### Stored data
---

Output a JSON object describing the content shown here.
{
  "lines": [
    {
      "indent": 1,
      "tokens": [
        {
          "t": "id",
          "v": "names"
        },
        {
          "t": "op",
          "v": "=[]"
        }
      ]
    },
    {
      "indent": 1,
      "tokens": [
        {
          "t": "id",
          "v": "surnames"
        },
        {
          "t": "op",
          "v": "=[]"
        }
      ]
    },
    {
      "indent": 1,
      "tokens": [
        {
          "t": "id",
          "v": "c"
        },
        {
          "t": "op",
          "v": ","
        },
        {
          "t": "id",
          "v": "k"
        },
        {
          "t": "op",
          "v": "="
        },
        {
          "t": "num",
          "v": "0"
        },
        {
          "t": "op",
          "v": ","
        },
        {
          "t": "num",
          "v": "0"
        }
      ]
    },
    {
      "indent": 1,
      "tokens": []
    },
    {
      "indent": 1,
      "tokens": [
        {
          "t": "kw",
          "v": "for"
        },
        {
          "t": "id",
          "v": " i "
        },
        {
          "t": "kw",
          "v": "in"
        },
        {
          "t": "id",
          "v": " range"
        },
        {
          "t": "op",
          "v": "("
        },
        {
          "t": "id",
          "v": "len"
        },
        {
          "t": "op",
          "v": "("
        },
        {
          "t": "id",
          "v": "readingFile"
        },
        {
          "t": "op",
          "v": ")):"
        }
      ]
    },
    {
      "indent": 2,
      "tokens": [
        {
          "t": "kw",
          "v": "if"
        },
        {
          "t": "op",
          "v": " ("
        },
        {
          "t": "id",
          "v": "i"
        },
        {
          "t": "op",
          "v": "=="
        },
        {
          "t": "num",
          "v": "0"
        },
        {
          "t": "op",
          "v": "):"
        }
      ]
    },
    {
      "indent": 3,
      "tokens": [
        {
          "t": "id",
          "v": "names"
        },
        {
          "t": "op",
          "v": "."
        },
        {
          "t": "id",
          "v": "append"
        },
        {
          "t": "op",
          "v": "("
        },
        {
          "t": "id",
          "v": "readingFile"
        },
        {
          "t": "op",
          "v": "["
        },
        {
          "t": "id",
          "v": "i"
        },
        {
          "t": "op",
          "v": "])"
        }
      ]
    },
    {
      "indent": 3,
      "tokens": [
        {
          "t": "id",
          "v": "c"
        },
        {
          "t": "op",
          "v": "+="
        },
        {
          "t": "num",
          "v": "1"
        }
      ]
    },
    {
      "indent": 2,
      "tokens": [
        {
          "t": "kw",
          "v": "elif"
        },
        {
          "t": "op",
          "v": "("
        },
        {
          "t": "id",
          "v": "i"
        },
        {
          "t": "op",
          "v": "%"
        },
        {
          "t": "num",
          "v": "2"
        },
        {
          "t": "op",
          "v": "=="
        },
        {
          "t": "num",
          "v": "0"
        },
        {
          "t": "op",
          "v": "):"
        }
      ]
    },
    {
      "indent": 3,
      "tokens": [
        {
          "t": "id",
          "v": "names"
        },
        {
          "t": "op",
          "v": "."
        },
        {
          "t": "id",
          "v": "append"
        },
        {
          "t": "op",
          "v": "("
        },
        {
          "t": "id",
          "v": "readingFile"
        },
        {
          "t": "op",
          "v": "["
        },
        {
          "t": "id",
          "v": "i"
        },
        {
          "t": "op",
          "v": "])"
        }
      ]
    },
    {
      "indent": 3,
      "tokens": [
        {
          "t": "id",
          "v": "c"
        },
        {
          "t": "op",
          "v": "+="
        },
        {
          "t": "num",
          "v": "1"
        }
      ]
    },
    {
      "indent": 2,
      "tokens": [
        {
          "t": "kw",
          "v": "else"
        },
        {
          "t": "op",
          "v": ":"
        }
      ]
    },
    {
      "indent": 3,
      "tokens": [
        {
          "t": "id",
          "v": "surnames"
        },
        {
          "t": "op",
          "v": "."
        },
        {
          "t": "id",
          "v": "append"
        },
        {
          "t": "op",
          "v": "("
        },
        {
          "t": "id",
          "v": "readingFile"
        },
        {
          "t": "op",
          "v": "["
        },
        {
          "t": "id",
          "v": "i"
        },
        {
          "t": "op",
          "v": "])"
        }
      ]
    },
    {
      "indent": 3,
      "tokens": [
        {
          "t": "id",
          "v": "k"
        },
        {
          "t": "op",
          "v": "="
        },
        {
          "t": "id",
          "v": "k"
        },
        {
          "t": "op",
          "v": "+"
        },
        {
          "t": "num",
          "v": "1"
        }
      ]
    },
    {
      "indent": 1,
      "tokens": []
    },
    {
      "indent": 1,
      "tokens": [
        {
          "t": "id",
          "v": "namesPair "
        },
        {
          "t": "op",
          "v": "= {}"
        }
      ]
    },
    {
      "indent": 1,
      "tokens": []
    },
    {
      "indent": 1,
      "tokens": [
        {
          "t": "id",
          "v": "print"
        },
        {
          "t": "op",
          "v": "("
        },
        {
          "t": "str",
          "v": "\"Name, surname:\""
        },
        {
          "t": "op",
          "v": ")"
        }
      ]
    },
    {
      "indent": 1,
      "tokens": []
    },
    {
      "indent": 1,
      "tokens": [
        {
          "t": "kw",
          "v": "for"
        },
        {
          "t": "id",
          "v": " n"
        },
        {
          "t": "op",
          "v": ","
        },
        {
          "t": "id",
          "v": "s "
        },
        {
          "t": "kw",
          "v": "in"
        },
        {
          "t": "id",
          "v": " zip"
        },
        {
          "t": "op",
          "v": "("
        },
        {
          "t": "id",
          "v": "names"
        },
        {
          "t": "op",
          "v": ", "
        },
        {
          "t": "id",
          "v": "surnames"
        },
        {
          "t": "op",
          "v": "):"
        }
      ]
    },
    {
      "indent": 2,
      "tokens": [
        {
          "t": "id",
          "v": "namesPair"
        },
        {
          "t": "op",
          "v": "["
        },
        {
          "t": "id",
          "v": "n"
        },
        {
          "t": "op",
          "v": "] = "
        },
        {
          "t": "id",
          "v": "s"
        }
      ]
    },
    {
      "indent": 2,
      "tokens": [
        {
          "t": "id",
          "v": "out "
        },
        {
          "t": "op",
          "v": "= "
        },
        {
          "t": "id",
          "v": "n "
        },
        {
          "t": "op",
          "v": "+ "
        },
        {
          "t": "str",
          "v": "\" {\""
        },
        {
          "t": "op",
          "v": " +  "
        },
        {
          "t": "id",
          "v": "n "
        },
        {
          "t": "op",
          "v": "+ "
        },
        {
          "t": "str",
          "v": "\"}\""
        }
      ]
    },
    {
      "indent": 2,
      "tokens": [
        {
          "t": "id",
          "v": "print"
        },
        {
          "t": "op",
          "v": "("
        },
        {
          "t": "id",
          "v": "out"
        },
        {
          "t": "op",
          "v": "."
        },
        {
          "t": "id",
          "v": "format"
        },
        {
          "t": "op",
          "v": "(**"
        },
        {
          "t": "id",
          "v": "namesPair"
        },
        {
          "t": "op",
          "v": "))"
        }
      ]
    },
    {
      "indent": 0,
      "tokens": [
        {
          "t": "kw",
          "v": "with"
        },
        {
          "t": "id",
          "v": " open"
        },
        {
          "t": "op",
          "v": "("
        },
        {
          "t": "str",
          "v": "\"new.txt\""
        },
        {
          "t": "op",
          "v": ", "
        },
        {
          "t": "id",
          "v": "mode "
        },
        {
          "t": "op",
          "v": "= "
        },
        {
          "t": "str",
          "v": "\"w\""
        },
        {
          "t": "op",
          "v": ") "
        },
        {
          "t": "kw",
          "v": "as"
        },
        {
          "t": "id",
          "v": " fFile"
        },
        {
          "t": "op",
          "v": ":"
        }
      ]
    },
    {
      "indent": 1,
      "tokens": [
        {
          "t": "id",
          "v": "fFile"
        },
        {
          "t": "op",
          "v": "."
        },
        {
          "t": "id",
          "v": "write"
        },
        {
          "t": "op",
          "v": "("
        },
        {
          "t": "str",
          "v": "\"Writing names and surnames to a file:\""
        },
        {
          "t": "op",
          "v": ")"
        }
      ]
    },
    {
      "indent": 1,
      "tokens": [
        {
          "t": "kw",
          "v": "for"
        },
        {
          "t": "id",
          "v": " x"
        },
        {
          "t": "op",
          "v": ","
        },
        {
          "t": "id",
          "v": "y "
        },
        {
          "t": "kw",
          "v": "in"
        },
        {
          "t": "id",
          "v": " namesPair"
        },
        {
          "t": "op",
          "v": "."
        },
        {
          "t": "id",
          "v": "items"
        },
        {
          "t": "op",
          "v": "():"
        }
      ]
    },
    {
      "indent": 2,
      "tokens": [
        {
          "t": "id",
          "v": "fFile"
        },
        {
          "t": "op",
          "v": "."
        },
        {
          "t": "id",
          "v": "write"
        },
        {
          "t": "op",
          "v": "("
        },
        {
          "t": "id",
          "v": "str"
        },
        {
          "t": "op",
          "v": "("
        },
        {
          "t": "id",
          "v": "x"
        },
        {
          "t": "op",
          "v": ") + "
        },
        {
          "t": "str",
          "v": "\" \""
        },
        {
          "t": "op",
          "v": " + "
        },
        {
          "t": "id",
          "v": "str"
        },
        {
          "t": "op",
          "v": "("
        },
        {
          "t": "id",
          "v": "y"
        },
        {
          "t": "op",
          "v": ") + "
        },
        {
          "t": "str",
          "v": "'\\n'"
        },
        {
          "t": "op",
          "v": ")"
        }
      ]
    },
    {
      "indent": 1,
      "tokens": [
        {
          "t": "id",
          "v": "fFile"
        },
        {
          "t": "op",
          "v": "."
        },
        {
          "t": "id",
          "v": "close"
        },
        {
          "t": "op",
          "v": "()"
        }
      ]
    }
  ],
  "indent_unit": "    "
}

---

Gather each line that holds "namesPair".

          "v": "namesPair "
          "v": "namesPair"
          "v": "namesPair"
          "v": " namesPair"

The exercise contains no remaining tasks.